### What to produce
Transcribe the full listing exactly, and drop every picture.

********************

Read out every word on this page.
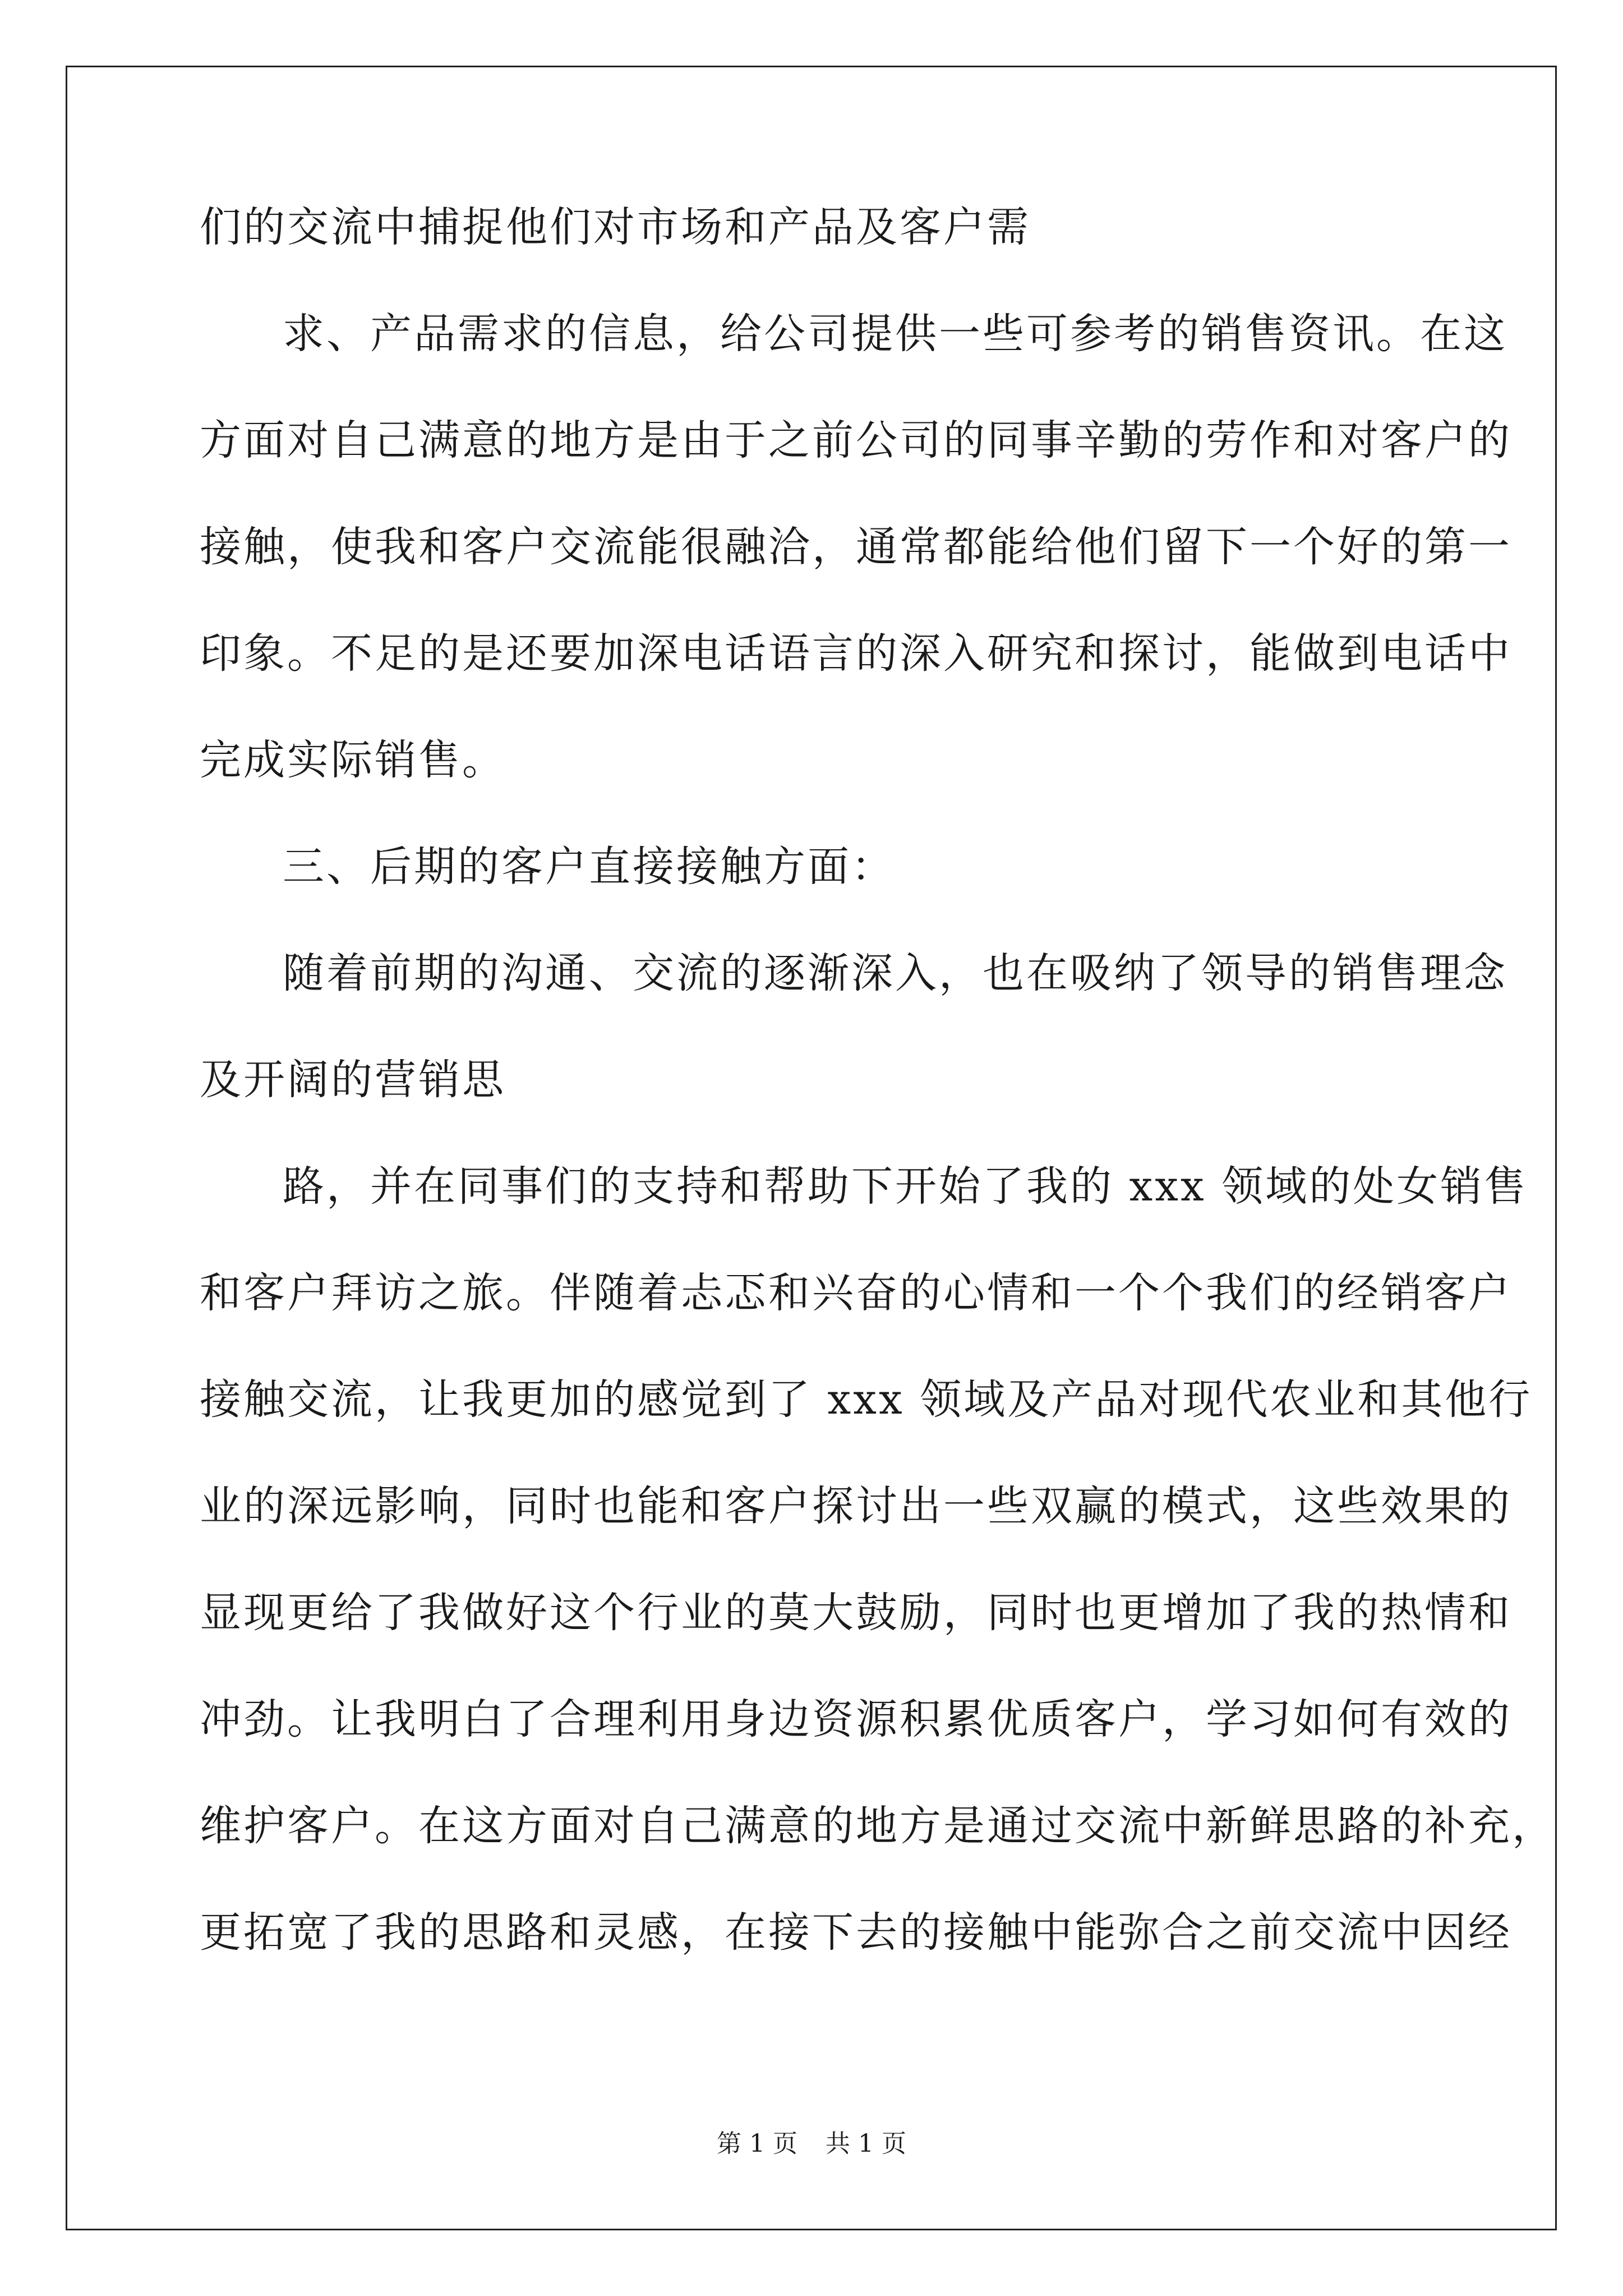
们的交流中捕捉他们对市场和产品及客户需
求、产品需求的信息，给公司提供一些可参考的销售资讯。在这
方面对自己满意的地方是由于之前公司的同事辛勤的劳作和对客户的
接触，使我和客户交流能很融洽，通常都能给他们留下一个好的第一
印象。不足的是还要加深电话语言的深入研究和探讨，能做到电话中
完成实际销售。
三、后期的客户直接接触方面：
随着前期的沟通、交流的逐渐深入，也在吸纳了领导的销售理念
及开阔的营销思
路，并在同事们的支持和帮助下开始了我的 xxx 领域的处女销售
和客户拜访之旅。伴随着忐忑和兴奋的心情和一个个我们的经销客户
接触交流，让我更加的感觉到了 xxx 领域及产品对现代农业和其他行
业的深远影响，同时也能和客户探讨出一些双赢的模式，这些效果的
显现更给了我做好这个行业的莫大鼓励，同时也更增加了我的热情和
冲劲。让我明白了合理利用身边资源积累优质客户，学习如何有效的
维护客户。在这方面对自己满意的地方是通过交流中新鲜思路的补充，
更拓宽了我的思路和灵感，在接下去的接触中能弥合之前交流中因经
第 1 页 共 1 页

********************

### Response to the task
Read out every word on this page.
们的交流中捕捉他们对市场和产品及客户需
求、产品需求的信息，给公司提供一些可参考的销售资讯。在这
方面对自己满意的地方是由于之前公司的同事辛勤的劳作和对客户的
接触，使我和客户交流能很融洽，通常都能给他们留下一个好的第一
印象。不足的是还要加深电话语言的深入研究和探讨，能做到电话中
完成实际销售。
三、后期的客户直接接触方面：
随着前期的沟通、交流的逐渐深入，也在吸纳了领导的销售理念
及开阔的营销思
路，并在同事们的支持和帮助下开始了我的 xxx 领域的处女销售
和客户拜访之旅。伴随着忐忑和兴奋的心情和一个个我们的经销客户
接触交流，让我更加的感觉到了 xxx 领域及产品对现代农业和其他行
业的深远影响，同时也能和客户探讨出一些双赢的模式，这些效果的
显现更给了我做好这个行业的莫大鼓励，同时也更增加了我的热情和
冲劲。让我明白了合理利用身边资源积累优质客户，学习如何有效的
维护客户。在这方面对自己满意的地方是通过交流中新鲜思路的补充，
更拓宽了我的思路和灵感，在接下去的接触中能弥合之前交流中因经
第 1 页 共 1 页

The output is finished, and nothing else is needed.